**Source records**
---*---

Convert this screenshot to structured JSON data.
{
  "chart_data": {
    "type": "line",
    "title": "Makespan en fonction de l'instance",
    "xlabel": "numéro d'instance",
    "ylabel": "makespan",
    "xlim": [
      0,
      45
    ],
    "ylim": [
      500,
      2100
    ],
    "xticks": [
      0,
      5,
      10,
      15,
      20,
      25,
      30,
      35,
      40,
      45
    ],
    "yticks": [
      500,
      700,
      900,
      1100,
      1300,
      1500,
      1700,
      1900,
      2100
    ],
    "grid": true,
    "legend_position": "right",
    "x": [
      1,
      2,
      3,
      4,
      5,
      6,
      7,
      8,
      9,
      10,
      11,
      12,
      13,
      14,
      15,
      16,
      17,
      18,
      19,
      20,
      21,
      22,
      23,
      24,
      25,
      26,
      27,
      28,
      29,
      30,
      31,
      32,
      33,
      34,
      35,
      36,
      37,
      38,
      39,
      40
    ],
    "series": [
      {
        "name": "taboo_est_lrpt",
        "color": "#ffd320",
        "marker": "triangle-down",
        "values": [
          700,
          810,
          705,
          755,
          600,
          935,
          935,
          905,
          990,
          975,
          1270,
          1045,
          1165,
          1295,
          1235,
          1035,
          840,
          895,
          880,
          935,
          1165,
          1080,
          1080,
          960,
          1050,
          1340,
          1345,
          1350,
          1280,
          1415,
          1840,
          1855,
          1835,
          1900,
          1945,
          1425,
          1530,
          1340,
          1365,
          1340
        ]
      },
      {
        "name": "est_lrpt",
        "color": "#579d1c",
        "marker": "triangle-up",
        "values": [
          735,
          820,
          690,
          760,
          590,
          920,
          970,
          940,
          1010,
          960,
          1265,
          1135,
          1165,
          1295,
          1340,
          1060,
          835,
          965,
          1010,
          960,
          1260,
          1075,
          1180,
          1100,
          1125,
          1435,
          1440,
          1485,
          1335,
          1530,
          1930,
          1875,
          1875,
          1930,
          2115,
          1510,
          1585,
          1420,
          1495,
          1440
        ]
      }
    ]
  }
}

---*---

**Prompt**
Gather and return every line that holds the string "instance".

**The result**
    "title": "Makespan en fonction de l'instance",
    "xlabel": "numéro d'instance",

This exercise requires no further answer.